==== Provided data ====

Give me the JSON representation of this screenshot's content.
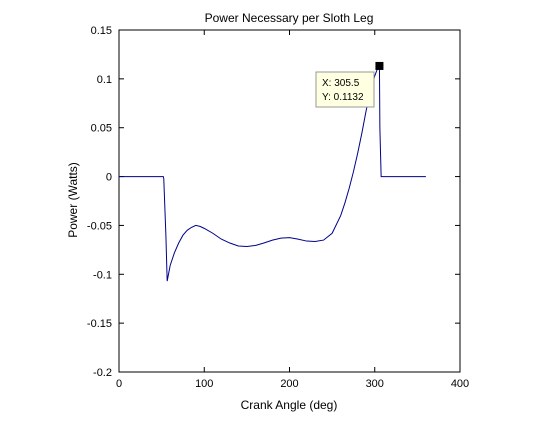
{
  "chart_data": {
    "type": "line",
    "title": "Power Necessary per Sloth Leg",
    "xlabel": "Crank Angle (deg)",
    "ylabel": "Power (Watts)",
    "xlim": [
      0,
      400
    ],
    "ylim": [
      -0.2,
      0.15
    ],
    "xticks": [
      0,
      100,
      200,
      300,
      400
    ],
    "xtick_labels": [
      "0",
      "100",
      "200",
      "300",
      "400"
    ],
    "yticks": [
      -0.2,
      -0.15,
      -0.1,
      -0.05,
      0,
      0.05,
      0.1,
      0.15
    ],
    "ytick_labels": [
      "-0.2",
      "-0.15",
      "-0.1",
      "-0.05",
      "0",
      "0.05",
      "0.1",
      "0.15"
    ],
    "grid": false,
    "series": [
      {
        "color": "#00008b",
        "x": [
          0,
          52,
          52.5,
          55,
          56.5,
          60,
          65,
          70,
          75,
          80,
          85,
          90,
          95,
          100,
          110,
          120,
          130,
          140,
          150,
          160,
          170,
          180,
          190,
          200,
          210,
          220,
          230,
          240,
          250,
          260,
          265,
          270,
          275,
          280,
          285,
          290,
          295,
          300,
          303,
          305.5,
          306,
          307.5,
          310,
          320,
          360
        ],
        "y": [
          0,
          0,
          -0.002,
          -0.06,
          -0.107,
          -0.091,
          -0.078,
          -0.068,
          -0.06,
          -0.055,
          -0.052,
          -0.05,
          -0.051,
          -0.053,
          -0.058,
          -0.064,
          -0.068,
          -0.071,
          -0.0715,
          -0.0705,
          -0.068,
          -0.065,
          -0.063,
          -0.0625,
          -0.064,
          -0.066,
          -0.0665,
          -0.065,
          -0.058,
          -0.04,
          -0.027,
          -0.012,
          0.005,
          0.024,
          0.045,
          0.068,
          0.087,
          0.103,
          0.11,
          0.1132,
          0.05,
          0.0,
          0,
          0,
          0
        ]
      }
    ],
    "datatip": {
      "x": 305.5,
      "y": 0.1132,
      "x_text": "X: 305.5",
      "y_text": "Y: 0.1132",
      "box_color": "#ffffe1"
    }
  }
}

====

◆ Written problem ◆
Reproduce the data word for word, excluding its pictures.

◆ Answer to the task ◆
Give me the JSON representation of this screenshot's content.
{
  "chart_data": {
    "type": "line",
    "title": "Power Necessary per Sloth Leg",
    "xlabel": "Crank Angle (deg)",
    "ylabel": "Power (Watts)",
    "xlim": [
      0,
      400
    ],
    "ylim": [
      -0.2,
      0.15
    ],
    "xticks": [
      0,
      100,
      200,
      300,
      400
    ],
    "xtick_labels": [
      "0",
      "100",
      "200",
      "300",
      "400"
    ],
    "yticks": [
      -0.2,
      -0.15,
      -0.1,
      -0.05,
      0,
      0.05,
      0.1,
      0.15
    ],
    "ytick_labels": [
      "-0.2",
      "-0.15",
      "-0.1",
      "-0.05",
      "0",
      "0.05",
      "0.1",
      "0.15"
    ],
    "grid": false,
    "series": [
      {
        "color": "#00008b",
        "x": [
          0,
          52,
          52.5,
          55,
          56.5,
          60,
          65,
          70,
          75,
          80,
          85,
          90,
          95,
          100,
          110,
          120,
          130,
          140,
          150,
          160,
          170,
          180,
          190,
          200,
          210,
          220,
          230,
          240,
          250,
          260,
          265,
          270,
          275,
          280,
          285,
          290,
          295,
          300,
          303,
          305.5,
          306,
          307.5,
          310,
          320,
          360
        ],
        "y": [
          0,
          0,
          -0.002,
          -0.06,
          -0.107,
          -0.091,
          -0.078,
          -0.068,
          -0.06,
          -0.055,
          -0.052,
          -0.05,
          -0.051,
          -0.053,
          -0.058,
          -0.064,
          -0.068,
          -0.071,
          -0.0715,
          -0.0705,
          -0.068,
          -0.065,
          -0.063,
          -0.0625,
          -0.064,
          -0.066,
          -0.0665,
          -0.065,
          -0.058,
          -0.04,
          -0.027,
          -0.012,
          0.005,
          0.024,
          0.045,
          0.068,
          0.087,
          0.103,
          0.11,
          0.1132,
          0.05,
          0.0,
          0,
          0,
          0
        ]
      }
    ],
    "datatip": {
      "x": 305.5,
      "y": 0.1132,
      "x_text": "X: 305.5",
      "y_text": "Y: 0.1132",
      "box_color": "#ffffe1"
    }
  }
}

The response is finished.